Aim of the task
Render every entry verbatim.

"""

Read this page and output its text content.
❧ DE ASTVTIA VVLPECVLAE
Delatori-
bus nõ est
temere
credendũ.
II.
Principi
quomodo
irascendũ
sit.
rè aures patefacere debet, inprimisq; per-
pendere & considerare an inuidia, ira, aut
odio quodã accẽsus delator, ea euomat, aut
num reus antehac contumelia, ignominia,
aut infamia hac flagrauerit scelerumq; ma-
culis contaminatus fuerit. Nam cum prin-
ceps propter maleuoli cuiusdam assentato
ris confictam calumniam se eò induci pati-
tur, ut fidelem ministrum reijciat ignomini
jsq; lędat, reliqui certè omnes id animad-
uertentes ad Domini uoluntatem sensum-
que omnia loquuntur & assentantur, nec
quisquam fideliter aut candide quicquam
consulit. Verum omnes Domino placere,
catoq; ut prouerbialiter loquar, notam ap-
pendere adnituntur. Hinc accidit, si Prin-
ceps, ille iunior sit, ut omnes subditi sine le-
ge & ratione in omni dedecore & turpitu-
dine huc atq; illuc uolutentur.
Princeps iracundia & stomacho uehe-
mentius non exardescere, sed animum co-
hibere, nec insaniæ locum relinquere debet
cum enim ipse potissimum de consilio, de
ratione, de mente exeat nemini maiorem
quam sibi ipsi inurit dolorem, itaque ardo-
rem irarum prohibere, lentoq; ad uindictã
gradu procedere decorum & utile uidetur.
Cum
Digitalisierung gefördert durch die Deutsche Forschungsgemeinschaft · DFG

"""

Result of this task
Read this page and output its text content.
❧ DE ASTVTIA VVLPECVLAE
Delatori-
bus nõ est
temere
credendũ.
II.
Principi
quomodo
irascendũ
sit.
rè aures patefacere debet, inprimisq; per-
pendere & considerare an inuidia, ira, aut
odio quodã accẽsus delator, ea euomat, aut
num reus antehac contumelia, ignominia,
aut infamia hac flagrauerit scelerumq; ma-
culis contaminatus fuerit. Nam cum prin-
ceps propter maleuoli cuiusdam assentato
ris confictam calumniam se eò induci pati-
tur, ut fidelem ministrum reijciat ignomini
jsq; lędat, reliqui certè omnes id animad-
uertentes ad Domini uoluntatem sensum-
que omnia loquuntur & assentantur, nec
quisquam fideliter aut candide quicquam
consulit. Verum omnes Domino placere,
catoq; ut prouerbialiter loquar, notam ap-
pendere adnituntur. Hinc accidit, si Prin-
ceps, ille iunior sit, ut omnes subditi sine le-
ge & ratione in omni dedecore & turpitu-
dine huc atq; illuc uolutentur.
Princeps iracundia & stomacho uehe-
mentius non exardescere, sed animum co-
hibere, nec insaniæ locum relinquere debet
cum enim ipse potissimum de consilio, de
ratione, de mente exeat nemini maiorem
quam sibi ipsi inurit dolorem, itaque ardo-
rem irarum prohibere, lentoq; ad uindictã
gradu procedere decorum & utile uidetur.
Cum
Digitalisierung gefördert durch die Deutsche Forschungsgemeinschaft · DFG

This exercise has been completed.